§ **Figure content listings**:
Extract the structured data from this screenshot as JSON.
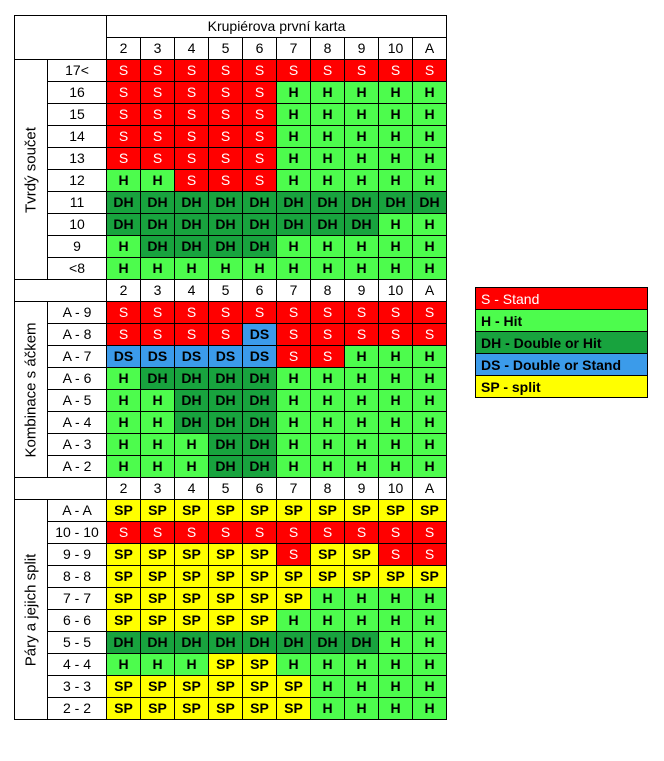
{
  "title": "Krupiérova první karta",
  "dealer_cards": [
    "2",
    "3",
    "4",
    "5",
    "6",
    "7",
    "8",
    "9",
    "10",
    "A"
  ],
  "sections": [
    {
      "label": "Tvrdý součet",
      "rows": [
        {
          "label": "17<",
          "cells": [
            "S",
            "S",
            "S",
            "S",
            "S",
            "S",
            "S",
            "S",
            "S",
            "S"
          ]
        },
        {
          "label": "16",
          "cells": [
            "S",
            "S",
            "S",
            "S",
            "S",
            "H",
            "H",
            "H",
            "H",
            "H"
          ]
        },
        {
          "label": "15",
          "cells": [
            "S",
            "S",
            "S",
            "S",
            "S",
            "H",
            "H",
            "H",
            "H",
            "H"
          ]
        },
        {
          "label": "14",
          "cells": [
            "S",
            "S",
            "S",
            "S",
            "S",
            "H",
            "H",
            "H",
            "H",
            "H"
          ]
        },
        {
          "label": "13",
          "cells": [
            "S",
            "S",
            "S",
            "S",
            "S",
            "H",
            "H",
            "H",
            "H",
            "H"
          ]
        },
        {
          "label": "12",
          "cells": [
            "H",
            "H",
            "S",
            "S",
            "S",
            "H",
            "H",
            "H",
            "H",
            "H"
          ]
        },
        {
          "label": "11",
          "cells": [
            "DH",
            "DH",
            "DH",
            "DH",
            "DH",
            "DH",
            "DH",
            "DH",
            "DH",
            "DH"
          ]
        },
        {
          "label": "10",
          "cells": [
            "DH",
            "DH",
            "DH",
            "DH",
            "DH",
            "DH",
            "DH",
            "DH",
            "H",
            "H"
          ]
        },
        {
          "label": "9",
          "cells": [
            "H",
            "DH",
            "DH",
            "DH",
            "DH",
            "H",
            "H",
            "H",
            "H",
            "H"
          ]
        },
        {
          "label": "<8",
          "cells": [
            "H",
            "H",
            "H",
            "H",
            "H",
            "H",
            "H",
            "H",
            "H",
            "H"
          ]
        }
      ]
    },
    {
      "label": "Kombinace s áčkem",
      "rows": [
        {
          "label": "A - 9",
          "cells": [
            "S",
            "S",
            "S",
            "S",
            "S",
            "S",
            "S",
            "S",
            "S",
            "S"
          ]
        },
        {
          "label": "A - 8",
          "cells": [
            "S",
            "S",
            "S",
            "S",
            "DS",
            "S",
            "S",
            "S",
            "S",
            "S"
          ]
        },
        {
          "label": "A - 7",
          "cells": [
            "DS",
            "DS",
            "DS",
            "DS",
            "DS",
            "S",
            "S",
            "H",
            "H",
            "H"
          ]
        },
        {
          "label": "A - 6",
          "cells": [
            "H",
            "DH",
            "DH",
            "DH",
            "DH",
            "H",
            "H",
            "H",
            "H",
            "H"
          ]
        },
        {
          "label": "A - 5",
          "cells": [
            "H",
            "H",
            "DH",
            "DH",
            "DH",
            "H",
            "H",
            "H",
            "H",
            "H"
          ]
        },
        {
          "label": "A - 4",
          "cells": [
            "H",
            "H",
            "DH",
            "DH",
            "DH",
            "H",
            "H",
            "H",
            "H",
            "H"
          ]
        },
        {
          "label": "A - 3",
          "cells": [
            "H",
            "H",
            "H",
            "DH",
            "DH",
            "H",
            "H",
            "H",
            "H",
            "H"
          ]
        },
        {
          "label": "A - 2",
          "cells": [
            "H",
            "H",
            "H",
            "DH",
            "DH",
            "H",
            "H",
            "H",
            "H",
            "H"
          ]
        }
      ]
    },
    {
      "label": "Páry a jejich split",
      "rows": [
        {
          "label": "A - A",
          "cells": [
            "SP",
            "SP",
            "SP",
            "SP",
            "SP",
            "SP",
            "SP",
            "SP",
            "SP",
            "SP"
          ]
        },
        {
          "label": "10 - 10",
          "cells": [
            "S",
            "S",
            "S",
            "S",
            "S",
            "S",
            "S",
            "S",
            "S",
            "S"
          ]
        },
        {
          "label": "9 - 9",
          "cells": [
            "SP",
            "SP",
            "SP",
            "SP",
            "SP",
            "S",
            "SP",
            "SP",
            "S",
            "S"
          ]
        },
        {
          "label": "8 - 8",
          "cells": [
            "SP",
            "SP",
            "SP",
            "SP",
            "SP",
            "SP",
            "SP",
            "SP",
            "SP",
            "SP"
          ]
        },
        {
          "label": "7 - 7",
          "cells": [
            "SP",
            "SP",
            "SP",
            "SP",
            "SP",
            "SP",
            "H",
            "H",
            "H",
            "H"
          ]
        },
        {
          "label": "6 - 6",
          "cells": [
            "SP",
            "SP",
            "SP",
            "SP",
            "SP",
            "H",
            "H",
            "H",
            "H",
            "H"
          ]
        },
        {
          "label": "5 - 5",
          "cells": [
            "DH",
            "DH",
            "DH",
            "DH",
            "DH",
            "DH",
            "DH",
            "DH",
            "H",
            "H"
          ]
        },
        {
          "label": "4 - 4",
          "cells": [
            "H",
            "H",
            "H",
            "SP",
            "SP",
            "H",
            "H",
            "H",
            "H",
            "H"
          ]
        },
        {
          "label": "3 - 3",
          "cells": [
            "SP",
            "SP",
            "SP",
            "SP",
            "SP",
            "SP",
            "H",
            "H",
            "H",
            "H"
          ]
        },
        {
          "label": "2 - 2",
          "cells": [
            "SP",
            "SP",
            "SP",
            "SP",
            "SP",
            "SP",
            "H",
            "H",
            "H",
            "H"
          ]
        }
      ]
    }
  ],
  "cell_text": {
    "S": "S",
    "H": "H",
    "DH": "DH",
    "DS": "DS",
    "SP": "SP"
  },
  "legend": [
    {
      "code": "S",
      "label": "S - Stand"
    },
    {
      "code": "H",
      "label": "H - Hit"
    },
    {
      "code": "DH",
      "label": "DH - Double or Hit"
    },
    {
      "code": "DS",
      "label": "DS - Double or Stand"
    },
    {
      "code": "SP",
      "label": "SP - split"
    }
  ],
  "colors": {
    "S": "#ff0000",
    "H": "#4dfc4d",
    "DH": "#18a33e",
    "DS": "#3b9bea",
    "SP": "#ffff00"
  }
}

§ **PROMPT**: Scan the data above; copy every line where "Double" appears.

§ **EXERCISE OUTPUT**:
      "label": "DH - Double or Hit"
      "label": "DS - Double or Stand"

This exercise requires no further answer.